WORK REQUIRED = From the listing that follows, extract every line and set it down unaltered.

EXTRACTED ENTRIES =
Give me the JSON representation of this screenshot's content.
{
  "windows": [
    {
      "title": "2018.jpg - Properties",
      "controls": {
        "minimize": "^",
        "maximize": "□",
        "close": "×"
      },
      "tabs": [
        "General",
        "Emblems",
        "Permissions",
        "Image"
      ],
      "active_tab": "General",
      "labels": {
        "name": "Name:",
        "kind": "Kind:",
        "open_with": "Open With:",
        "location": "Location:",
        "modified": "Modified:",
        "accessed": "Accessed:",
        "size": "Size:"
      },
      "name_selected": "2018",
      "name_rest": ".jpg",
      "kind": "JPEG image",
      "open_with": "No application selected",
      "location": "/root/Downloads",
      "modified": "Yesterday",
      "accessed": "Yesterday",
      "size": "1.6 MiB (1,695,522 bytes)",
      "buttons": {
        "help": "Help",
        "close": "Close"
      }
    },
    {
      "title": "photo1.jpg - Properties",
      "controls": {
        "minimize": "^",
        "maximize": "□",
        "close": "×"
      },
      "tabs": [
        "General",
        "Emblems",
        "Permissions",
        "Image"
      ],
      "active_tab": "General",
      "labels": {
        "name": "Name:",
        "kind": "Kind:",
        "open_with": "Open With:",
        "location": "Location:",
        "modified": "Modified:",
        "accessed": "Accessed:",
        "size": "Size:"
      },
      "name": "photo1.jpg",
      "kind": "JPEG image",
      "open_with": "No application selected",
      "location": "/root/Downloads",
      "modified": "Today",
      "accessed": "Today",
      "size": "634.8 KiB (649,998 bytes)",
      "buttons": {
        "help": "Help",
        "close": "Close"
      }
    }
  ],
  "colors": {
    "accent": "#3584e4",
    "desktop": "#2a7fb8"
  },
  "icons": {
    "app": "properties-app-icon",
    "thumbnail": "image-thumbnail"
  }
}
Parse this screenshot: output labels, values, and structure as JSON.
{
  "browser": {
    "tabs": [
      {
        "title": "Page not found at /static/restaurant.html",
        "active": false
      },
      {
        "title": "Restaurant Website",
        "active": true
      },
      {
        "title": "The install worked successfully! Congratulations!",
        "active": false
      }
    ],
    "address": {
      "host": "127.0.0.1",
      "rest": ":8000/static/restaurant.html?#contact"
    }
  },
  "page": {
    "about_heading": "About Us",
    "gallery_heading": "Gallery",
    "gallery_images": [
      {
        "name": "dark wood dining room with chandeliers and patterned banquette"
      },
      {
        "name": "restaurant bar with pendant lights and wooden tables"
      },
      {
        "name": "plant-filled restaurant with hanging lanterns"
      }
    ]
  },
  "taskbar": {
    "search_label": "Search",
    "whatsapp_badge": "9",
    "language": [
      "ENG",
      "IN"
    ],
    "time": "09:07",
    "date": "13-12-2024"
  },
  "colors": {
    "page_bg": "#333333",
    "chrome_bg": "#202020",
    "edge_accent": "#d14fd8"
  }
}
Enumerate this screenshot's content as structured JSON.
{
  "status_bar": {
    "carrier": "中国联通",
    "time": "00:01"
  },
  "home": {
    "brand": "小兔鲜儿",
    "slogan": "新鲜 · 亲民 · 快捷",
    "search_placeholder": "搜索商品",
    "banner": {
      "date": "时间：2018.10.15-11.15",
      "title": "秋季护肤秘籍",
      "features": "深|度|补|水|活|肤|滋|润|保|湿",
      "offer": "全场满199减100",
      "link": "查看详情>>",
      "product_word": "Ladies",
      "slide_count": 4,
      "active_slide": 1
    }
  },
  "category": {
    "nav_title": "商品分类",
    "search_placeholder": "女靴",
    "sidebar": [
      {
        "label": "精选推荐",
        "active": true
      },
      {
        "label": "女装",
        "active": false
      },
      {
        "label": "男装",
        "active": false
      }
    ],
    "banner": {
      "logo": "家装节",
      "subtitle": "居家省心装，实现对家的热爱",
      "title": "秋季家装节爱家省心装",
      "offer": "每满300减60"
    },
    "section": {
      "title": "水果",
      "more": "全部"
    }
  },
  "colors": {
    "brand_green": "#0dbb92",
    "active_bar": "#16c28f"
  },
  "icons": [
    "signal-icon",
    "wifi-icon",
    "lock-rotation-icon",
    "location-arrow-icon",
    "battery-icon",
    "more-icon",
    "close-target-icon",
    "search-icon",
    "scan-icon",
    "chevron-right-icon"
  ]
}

RESPONSE TO THE EXERCISE =
Give me the JSON representation of this screenshot's content.
{
  "windows": [
    {
      "title": "2018.jpg - Properties",
      "controls": {
        "minimize": "^",
        "maximize": "□",
        "close": "×"
      },
      "tabs": [
        "General",
        "Emblems",
        "Permissions",
        "Image"
      ],
      "active_tab": "General",
      "labels": {
        "name": "Name:",
        "kind": "Kind:",
        "open_with": "Open With:",
        "location": "Location:",
        "modified": "Modified:",
        "accessed": "Accessed:",
        "size": "Size:"
      },
      "name_selected": "2018",
      "name_rest": ".jpg",
      "kind": "JPEG image",
      "open_with": "No application selected",
      "location": "/root/Downloads",
      "modified": "Yesterday",
      "accessed": "Yesterday",
      "size": "1.6 MiB (1,695,522 bytes)",
      "buttons": {
        "help": "Help",
        "close": "Close"
      }
    },
    {
      "title": "photo1.jpg - Properties",
      "controls": {
        "minimize": "^",
        "maximize": "□",
        "close": "×"
      },
      "tabs": [
        "General",
        "Emblems",
        "Permissions",
        "Image"
      ],
      "active_tab": "General",
      "labels": {
        "name": "Name:",
        "kind": "Kind:",
        "open_with": "Open With:",
        "location": "Location:",
        "modified": "Modified:",
        "accessed": "Accessed:",
        "size": "Size:"
      },
      "name": "photo1.jpg",
      "kind": "JPEG image",
      "open_with": "No application selected",
      "location": "/root/Downloads",
      "modified": "Today",
      "accessed": "Today",
      "size": "634.8 KiB (649,998 bytes)",
      "buttons": {
        "help": "Help",
        "close": "Close"
      }
    }
  ],
  "colors": {
    "accent": "#3584e4",
    "desktop": "#2a7fb8"
  },
  "icons": {
    "app": "properties-app-icon",
    "thumbnail": "image-thumbnail"
  }
}
Parse this screenshot: output labels, values, and structure as JSON.
{
  "browser": {
    "tabs": [
      {
        "title": "Page not found at /static/restaurant.html",
        "active": false
      },
      {
        "title": "Restaurant Website",
        "active": true
      },
      {
        "title": "The install worked successfully! Congratulations!",
        "active": false
      }
    ],
    "address": {
      "host": "127.0.0.1",
      "rest": ":8000/static/restaurant.html?#contact"
    }
  },
  "page": {
    "about_heading": "About Us",
    "gallery_heading": "Gallery",
    "gallery_images": [
      {
        "name": "dark wood dining room with chandeliers and patterned banquette"
      },
      {
        "name": "restaurant bar with pendant lights and wooden tables"
      },
      {
        "name": "plant-filled restaurant with hanging lanterns"
      }
    ]
  },
  "taskbar": {
    "search_label": "Search",
    "whatsapp_badge": "9",
    "language": [
      "ENG",
      "IN"
    ],
    "time": "09:07",
    "date": "13-12-2024"
  },
  "colors": {
    "page_bg": "#333333",
    "chrome_bg": "#202020",
    "edge_accent": "#d14fd8"
  }
}
Enumerate this screenshot's content as structured JSON.
{
  "status_bar": {
    "carrier": "中国联通",
    "time": "00:01"
  },
  "home": {
    "brand": "小兔鲜儿",
    "slogan": "新鲜 · 亲民 · 快捷",
    "search_placeholder": "搜索商品",
    "banner": {
      "date": "时间：2018.10.15-11.15",
      "title": "秋季护肤秘籍",
      "features": "深|度|补|水|活|肤|滋|润|保|湿",
      "offer": "全场满199减100",
      "link": "查看详情>>",
      "product_word": "Ladies",
      "slide_count": 4,
      "active_slide": 1
    }
  },
  "category": {
    "nav_title": "商品分类",
    "search_placeholder": "女靴",
    "sidebar": [
      {
        "label": "精选推荐",
        "active": true
      },
      {
        "label": "女装",
        "active": false
      },
      {
        "label": "男装",
        "active": false
      }
    ],
    "banner": {
      "logo": "家装节",
      "subtitle": "居家省心装，实现对家的热爱",
      "title": "秋季家装节爱家省心装",
      "offer": "每满300减60"
    },
    "section": {
      "title": "水果",
      "more": "全部"
    }
  },
  "colors": {
    "brand_green": "#0dbb92",
    "active_bar": "#16c28f"
  },
  "icons": [
    "signal-icon",
    "wifi-icon",
    "lock-rotation-icon",
    "location-arrow-icon",
    "battery-icon",
    "more-icon",
    "close-target-icon",
    "search-icon",
    "scan-icon",
    "chevron-right-icon"
  ]
}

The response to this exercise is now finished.